§ Set task
Your task is to return the span of lines beginning at the one with "Read all visible content and emit it as JSON." and ending at the last line of the data, exactly as it stands.

§ Provided records

○ ○ ○ ○ ○ ○ ○

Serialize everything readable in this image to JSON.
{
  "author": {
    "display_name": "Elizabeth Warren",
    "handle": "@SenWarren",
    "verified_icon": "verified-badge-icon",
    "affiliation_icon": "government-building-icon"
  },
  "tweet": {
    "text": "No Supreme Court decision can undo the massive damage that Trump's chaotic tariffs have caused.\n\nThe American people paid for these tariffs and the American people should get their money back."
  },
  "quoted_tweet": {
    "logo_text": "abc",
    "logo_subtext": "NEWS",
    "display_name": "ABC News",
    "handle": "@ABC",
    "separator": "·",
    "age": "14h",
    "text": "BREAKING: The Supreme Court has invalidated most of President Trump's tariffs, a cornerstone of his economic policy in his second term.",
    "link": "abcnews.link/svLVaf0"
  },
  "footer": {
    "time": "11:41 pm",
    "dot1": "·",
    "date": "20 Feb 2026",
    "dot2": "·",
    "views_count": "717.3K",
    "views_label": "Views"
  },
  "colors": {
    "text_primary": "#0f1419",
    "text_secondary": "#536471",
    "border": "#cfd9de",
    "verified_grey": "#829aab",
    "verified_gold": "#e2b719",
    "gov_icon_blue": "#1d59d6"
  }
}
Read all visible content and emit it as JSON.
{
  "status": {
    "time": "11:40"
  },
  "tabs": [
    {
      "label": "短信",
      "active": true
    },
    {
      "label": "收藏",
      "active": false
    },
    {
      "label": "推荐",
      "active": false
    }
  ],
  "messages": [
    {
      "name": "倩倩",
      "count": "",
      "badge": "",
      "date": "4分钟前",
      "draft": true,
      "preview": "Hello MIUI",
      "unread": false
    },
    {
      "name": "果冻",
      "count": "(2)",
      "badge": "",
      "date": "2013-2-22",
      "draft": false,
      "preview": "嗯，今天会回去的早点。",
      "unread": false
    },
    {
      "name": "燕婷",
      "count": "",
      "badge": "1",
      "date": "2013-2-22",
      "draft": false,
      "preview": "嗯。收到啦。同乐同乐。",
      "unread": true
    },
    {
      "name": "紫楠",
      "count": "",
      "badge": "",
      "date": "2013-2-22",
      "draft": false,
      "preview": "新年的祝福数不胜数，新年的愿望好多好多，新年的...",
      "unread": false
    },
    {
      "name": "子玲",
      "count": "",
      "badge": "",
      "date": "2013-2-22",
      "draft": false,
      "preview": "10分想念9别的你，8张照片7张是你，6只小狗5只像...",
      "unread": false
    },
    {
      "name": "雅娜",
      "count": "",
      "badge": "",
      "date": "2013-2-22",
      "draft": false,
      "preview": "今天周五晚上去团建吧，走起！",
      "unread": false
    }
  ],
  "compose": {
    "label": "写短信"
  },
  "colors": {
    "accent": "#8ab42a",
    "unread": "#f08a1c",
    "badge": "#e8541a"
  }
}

○ ○ ○ ○ ○ ○ ○

§ Correct answer
Read all visible content and emit it as JSON.
{
  "status": {
    "time": "11:40"
  },
  "tabs": [
    {
      "label": "短信",
      "active": true
    },
    {
      "label": "收藏",
      "active": false
    },
    {
      "label": "推荐",
      "active": false
    }
  ],
  "messages": [
    {
      "name": "倩倩",
      "count": "",
      "badge": "",
      "date": "4分钟前",
      "draft": true,
      "preview": "Hello MIUI",
      "unread": false
    },
    {
      "name": "果冻",
      "count": "(2)",
      "badge": "",
      "date": "2013-2-22",
      "draft": false,
      "preview": "嗯，今天会回去的早点。",
      "unread": false
    },
    {
      "name": "燕婷",
      "count": "",
      "badge": "1",
      "date": "2013-2-22",
      "draft": false,
      "preview": "嗯。收到啦。同乐同乐。",
      "unread": true
    },
    {
      "name": "紫楠",
      "count": "",
      "badge": "",
      "date": "2013-2-22",
      "draft": false,
      "preview": "新年的祝福数不胜数，新年的愿望好多好多，新年的...",
      "unread": false
    },
    {
      "name": "子玲",
      "count": "",
      "badge": "",
      "date": "2013-2-22",
      "draft": false,
      "preview": "10分想念9别的你，8张照片7张是你，6只小狗5只像...",
      "unread": false
    },
    {
      "name": "雅娜",
      "count": "",
      "badge": "",
      "date": "2013-2-22",
      "draft": false,
      "preview": "今天周五晚上去团建吧，走起！",
      "unread": false
    }
  ],
  "compose": {
    "label": "写短信"
  },
  "colors": {
    "accent": "#8ab42a",
    "unread": "#f08a1c",
    "badge": "#e8541a"
  }
}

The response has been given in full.